__What needs to be done__.
Check each line of the listing for the word "ylabel" and report how many lines contain it, giving nothing but the number.

Figure collection entries

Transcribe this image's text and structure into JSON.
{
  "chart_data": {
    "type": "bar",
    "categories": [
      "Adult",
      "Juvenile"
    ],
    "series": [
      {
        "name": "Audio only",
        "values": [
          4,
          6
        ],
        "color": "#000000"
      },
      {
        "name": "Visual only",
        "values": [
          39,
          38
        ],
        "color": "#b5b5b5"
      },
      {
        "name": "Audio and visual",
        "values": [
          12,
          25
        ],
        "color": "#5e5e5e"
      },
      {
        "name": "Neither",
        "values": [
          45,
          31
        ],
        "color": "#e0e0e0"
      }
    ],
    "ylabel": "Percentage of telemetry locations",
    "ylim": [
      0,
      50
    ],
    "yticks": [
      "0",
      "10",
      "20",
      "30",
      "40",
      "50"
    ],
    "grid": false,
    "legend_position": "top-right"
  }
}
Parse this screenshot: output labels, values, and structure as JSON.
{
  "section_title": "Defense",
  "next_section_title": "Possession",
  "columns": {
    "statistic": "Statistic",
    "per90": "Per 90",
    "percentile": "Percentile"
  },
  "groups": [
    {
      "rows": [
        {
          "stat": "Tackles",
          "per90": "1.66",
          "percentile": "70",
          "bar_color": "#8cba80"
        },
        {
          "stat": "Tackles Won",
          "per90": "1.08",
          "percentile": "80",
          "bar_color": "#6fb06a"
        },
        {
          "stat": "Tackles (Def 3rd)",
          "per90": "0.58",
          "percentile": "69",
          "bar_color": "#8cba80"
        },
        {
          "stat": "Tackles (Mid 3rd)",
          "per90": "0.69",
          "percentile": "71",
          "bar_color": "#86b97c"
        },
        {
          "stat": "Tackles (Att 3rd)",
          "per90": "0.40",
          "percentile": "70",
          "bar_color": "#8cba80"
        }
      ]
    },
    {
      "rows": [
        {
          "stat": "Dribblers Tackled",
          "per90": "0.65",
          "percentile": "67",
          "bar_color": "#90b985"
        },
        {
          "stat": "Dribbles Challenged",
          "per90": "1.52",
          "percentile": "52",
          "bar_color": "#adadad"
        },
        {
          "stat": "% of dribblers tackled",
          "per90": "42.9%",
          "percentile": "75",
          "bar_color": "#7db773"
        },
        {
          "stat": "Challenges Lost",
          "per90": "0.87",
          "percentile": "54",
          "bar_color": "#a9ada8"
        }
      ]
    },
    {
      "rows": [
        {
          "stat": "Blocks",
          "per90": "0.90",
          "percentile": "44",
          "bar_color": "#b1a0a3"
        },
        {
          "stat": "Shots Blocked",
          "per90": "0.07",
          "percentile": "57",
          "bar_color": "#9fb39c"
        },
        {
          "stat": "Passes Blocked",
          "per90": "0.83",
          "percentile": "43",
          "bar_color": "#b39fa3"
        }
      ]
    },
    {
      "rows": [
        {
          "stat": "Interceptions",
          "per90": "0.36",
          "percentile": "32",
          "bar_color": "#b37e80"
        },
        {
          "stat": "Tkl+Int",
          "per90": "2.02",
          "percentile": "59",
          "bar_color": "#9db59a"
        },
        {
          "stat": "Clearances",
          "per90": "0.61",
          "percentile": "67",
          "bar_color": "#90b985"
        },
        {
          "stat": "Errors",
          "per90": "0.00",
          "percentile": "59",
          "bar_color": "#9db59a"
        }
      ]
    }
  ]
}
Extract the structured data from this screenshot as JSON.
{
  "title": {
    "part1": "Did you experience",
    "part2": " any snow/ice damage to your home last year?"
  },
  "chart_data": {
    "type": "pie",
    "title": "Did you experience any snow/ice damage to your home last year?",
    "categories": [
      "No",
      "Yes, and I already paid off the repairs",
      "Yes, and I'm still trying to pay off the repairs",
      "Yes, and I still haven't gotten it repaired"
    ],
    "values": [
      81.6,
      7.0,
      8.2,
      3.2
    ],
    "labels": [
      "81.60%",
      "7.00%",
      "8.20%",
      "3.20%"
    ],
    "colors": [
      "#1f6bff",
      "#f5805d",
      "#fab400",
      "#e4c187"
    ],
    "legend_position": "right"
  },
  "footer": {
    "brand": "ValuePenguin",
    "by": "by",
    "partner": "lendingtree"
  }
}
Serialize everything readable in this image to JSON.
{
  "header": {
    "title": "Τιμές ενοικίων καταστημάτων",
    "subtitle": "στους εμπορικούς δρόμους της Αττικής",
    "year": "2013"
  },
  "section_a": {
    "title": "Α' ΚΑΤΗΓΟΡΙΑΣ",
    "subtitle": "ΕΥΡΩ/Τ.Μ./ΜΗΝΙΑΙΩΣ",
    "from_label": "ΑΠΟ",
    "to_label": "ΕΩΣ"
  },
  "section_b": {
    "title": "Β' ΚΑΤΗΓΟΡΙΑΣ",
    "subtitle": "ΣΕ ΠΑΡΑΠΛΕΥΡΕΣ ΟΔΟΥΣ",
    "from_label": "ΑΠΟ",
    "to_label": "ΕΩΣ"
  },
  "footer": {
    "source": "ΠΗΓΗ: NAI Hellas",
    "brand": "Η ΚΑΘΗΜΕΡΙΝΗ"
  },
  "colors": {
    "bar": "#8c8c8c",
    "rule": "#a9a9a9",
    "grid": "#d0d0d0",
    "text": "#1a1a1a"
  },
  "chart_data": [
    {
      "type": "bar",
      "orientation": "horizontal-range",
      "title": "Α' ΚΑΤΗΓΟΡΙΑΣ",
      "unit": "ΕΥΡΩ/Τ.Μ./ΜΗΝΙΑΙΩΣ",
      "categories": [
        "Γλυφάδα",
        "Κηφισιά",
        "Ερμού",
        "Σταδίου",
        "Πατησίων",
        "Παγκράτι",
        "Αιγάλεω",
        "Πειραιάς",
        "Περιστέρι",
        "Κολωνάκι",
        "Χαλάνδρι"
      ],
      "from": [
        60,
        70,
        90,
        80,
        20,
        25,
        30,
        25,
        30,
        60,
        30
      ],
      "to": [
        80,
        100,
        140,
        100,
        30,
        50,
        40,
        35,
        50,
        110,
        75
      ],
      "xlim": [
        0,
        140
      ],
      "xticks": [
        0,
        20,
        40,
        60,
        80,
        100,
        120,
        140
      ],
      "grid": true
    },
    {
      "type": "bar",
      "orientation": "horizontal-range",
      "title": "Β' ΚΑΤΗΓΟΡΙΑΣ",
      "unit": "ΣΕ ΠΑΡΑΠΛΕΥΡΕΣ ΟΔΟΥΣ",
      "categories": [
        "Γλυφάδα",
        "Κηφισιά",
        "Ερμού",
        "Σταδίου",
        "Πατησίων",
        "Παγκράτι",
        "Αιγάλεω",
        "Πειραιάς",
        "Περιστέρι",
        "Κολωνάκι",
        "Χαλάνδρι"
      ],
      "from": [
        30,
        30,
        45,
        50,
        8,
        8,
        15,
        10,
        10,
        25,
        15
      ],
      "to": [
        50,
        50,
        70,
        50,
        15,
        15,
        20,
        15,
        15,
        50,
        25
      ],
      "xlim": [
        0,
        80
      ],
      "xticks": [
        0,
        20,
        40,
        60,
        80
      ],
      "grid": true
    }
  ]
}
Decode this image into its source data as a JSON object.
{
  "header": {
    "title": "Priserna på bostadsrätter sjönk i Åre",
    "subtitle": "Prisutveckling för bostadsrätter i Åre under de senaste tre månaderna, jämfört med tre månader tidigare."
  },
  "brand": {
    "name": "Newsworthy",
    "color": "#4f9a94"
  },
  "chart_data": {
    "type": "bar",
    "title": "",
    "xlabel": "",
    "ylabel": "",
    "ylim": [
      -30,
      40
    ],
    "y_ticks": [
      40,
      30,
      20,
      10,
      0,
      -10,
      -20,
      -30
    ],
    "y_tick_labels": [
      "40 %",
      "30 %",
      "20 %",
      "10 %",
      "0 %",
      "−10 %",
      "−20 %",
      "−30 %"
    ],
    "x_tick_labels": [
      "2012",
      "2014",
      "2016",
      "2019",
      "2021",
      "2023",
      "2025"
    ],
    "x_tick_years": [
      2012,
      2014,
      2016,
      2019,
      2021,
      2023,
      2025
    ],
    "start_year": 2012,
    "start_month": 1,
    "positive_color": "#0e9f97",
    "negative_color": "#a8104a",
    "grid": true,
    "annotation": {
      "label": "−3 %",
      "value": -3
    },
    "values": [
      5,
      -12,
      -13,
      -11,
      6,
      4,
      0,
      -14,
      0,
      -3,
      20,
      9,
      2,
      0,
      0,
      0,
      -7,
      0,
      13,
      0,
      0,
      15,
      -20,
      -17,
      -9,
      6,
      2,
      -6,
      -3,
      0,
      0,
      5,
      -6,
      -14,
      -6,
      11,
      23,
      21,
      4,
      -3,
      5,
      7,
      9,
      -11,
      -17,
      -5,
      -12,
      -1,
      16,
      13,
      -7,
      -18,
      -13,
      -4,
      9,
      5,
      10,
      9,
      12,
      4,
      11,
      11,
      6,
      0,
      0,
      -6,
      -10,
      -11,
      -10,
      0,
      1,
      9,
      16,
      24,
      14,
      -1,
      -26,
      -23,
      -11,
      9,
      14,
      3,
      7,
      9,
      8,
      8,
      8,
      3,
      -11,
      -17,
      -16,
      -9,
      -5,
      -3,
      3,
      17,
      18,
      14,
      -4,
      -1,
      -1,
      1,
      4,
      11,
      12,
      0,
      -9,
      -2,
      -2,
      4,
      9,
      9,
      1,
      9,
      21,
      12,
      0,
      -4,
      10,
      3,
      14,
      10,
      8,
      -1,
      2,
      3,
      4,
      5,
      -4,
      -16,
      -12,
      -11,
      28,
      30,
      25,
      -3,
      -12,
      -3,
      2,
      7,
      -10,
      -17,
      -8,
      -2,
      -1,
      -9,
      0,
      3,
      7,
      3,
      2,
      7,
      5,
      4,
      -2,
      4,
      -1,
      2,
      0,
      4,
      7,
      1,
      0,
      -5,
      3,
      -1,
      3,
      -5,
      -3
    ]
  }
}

__Solution__.
2